▶ What to work on:
What is the number of lines containing the string "Wave"? Answer with the number only.

▶ Exercise inputs:
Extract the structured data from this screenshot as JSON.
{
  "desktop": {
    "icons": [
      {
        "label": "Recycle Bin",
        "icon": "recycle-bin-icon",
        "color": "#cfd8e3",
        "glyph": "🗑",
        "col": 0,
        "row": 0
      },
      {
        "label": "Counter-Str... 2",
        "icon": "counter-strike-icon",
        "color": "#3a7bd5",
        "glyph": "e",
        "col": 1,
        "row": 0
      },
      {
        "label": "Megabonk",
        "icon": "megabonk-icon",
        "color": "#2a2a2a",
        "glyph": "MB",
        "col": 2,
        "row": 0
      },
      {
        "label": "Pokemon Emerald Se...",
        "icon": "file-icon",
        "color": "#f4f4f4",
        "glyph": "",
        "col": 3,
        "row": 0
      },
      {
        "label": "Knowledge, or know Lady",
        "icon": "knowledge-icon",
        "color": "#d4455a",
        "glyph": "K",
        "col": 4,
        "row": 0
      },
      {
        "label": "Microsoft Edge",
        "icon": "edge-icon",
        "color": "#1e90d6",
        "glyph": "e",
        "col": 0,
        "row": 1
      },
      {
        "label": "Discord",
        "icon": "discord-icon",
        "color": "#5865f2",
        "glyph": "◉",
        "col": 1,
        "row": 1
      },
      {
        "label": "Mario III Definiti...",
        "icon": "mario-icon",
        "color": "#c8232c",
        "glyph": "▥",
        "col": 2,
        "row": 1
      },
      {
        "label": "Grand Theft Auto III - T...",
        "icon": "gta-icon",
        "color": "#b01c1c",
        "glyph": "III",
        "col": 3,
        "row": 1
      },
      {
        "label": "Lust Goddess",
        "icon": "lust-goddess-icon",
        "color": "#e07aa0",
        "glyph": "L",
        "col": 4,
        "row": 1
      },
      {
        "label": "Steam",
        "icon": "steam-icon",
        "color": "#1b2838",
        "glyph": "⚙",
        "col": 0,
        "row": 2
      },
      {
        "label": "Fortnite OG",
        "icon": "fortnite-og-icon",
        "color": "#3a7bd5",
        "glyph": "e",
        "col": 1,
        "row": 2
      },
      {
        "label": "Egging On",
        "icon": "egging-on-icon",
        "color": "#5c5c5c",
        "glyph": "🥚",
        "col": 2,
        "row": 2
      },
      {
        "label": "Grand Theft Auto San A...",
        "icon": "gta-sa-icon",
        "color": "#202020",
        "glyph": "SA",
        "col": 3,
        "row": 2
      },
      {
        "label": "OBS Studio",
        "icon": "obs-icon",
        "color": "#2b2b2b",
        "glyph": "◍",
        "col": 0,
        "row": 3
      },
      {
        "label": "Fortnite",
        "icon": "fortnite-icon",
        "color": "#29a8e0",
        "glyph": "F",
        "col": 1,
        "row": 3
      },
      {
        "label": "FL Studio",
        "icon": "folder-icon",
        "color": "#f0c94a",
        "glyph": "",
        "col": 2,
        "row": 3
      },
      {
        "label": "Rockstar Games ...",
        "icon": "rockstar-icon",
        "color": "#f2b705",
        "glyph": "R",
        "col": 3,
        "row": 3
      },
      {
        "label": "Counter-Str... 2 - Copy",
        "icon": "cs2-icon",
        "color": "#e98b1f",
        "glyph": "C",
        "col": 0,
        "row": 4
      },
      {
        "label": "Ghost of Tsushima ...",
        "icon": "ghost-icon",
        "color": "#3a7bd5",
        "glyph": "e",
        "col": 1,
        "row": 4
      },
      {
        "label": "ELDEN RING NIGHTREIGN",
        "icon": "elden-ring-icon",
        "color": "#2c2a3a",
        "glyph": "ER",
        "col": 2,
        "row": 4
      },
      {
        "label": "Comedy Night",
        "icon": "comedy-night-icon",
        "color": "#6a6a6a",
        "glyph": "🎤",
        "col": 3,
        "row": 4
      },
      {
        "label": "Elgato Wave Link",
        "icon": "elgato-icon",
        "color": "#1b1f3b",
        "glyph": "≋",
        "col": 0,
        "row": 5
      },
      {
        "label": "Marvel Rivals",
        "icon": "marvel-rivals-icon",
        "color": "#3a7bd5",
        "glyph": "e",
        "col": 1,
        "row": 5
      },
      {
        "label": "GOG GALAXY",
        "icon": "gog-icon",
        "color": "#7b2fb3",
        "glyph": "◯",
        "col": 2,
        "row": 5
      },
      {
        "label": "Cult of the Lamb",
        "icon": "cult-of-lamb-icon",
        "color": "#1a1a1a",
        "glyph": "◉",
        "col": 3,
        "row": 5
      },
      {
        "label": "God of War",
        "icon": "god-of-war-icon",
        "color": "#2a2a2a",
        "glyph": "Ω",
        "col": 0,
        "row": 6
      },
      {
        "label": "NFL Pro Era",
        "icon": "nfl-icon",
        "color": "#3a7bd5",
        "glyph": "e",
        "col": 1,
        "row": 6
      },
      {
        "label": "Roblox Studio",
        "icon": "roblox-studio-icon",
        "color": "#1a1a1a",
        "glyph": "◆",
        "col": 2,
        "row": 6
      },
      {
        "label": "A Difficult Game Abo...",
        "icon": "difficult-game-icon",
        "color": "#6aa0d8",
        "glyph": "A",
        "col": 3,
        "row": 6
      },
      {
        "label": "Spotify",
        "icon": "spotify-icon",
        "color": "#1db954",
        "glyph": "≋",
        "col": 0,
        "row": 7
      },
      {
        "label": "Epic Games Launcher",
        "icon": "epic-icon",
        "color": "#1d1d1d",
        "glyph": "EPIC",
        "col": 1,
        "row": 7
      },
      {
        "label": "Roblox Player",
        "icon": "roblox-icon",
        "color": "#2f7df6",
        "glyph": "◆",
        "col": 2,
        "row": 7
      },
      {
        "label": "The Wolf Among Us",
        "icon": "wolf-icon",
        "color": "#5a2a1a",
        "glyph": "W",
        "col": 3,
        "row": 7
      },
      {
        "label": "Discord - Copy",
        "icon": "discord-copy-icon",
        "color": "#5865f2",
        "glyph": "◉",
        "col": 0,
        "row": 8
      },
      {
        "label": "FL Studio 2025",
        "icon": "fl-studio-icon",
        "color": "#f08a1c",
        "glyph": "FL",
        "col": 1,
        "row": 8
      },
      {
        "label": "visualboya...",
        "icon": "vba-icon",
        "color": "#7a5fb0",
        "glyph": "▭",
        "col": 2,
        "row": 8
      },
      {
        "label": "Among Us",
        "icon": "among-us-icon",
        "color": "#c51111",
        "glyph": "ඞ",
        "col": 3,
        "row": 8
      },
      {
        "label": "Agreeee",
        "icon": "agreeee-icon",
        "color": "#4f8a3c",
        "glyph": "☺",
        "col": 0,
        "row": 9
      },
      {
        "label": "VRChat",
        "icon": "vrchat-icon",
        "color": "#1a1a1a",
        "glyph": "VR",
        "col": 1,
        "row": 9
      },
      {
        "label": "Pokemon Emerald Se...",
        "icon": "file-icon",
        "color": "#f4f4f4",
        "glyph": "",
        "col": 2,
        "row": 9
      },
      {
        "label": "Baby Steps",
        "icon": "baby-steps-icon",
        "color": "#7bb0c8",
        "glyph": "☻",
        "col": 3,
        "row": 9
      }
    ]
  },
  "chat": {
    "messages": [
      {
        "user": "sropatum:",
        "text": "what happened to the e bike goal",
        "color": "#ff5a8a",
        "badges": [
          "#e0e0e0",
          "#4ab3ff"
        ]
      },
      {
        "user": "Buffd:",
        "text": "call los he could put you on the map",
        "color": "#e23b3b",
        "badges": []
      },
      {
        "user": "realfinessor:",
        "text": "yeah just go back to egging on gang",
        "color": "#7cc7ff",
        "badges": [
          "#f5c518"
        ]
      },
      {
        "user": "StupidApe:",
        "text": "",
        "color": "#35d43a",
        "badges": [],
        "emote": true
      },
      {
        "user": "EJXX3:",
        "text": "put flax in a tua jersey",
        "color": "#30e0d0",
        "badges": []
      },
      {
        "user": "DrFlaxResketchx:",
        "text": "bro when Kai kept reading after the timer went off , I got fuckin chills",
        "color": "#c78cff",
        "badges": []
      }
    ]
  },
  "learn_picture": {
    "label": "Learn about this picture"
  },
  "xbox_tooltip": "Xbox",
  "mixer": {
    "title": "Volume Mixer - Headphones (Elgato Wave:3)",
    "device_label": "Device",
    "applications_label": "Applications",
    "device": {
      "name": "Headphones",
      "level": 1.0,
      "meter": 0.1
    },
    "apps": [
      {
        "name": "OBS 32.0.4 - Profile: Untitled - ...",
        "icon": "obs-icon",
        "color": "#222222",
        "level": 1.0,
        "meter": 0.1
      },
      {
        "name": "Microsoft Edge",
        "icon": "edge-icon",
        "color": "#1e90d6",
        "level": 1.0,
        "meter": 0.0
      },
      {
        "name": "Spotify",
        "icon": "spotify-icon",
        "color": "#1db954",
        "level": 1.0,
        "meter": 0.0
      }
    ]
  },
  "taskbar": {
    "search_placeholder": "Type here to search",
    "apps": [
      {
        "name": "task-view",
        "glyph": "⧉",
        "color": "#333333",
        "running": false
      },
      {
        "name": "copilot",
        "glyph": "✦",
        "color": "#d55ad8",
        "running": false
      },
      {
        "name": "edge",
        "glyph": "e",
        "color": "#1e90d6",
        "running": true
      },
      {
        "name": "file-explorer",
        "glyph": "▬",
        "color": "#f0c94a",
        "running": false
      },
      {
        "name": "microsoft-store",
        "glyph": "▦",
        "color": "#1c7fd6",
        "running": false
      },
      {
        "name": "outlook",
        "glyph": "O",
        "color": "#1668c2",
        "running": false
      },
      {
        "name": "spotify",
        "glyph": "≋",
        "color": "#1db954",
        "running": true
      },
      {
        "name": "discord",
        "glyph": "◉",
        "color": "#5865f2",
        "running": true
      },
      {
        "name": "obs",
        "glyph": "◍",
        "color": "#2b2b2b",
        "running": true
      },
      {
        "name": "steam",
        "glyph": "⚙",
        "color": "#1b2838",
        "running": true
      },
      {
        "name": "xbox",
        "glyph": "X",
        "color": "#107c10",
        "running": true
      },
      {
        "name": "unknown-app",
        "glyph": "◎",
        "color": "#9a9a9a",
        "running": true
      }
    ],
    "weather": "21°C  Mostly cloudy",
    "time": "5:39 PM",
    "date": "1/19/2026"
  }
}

▶ Answer to the exercise:
2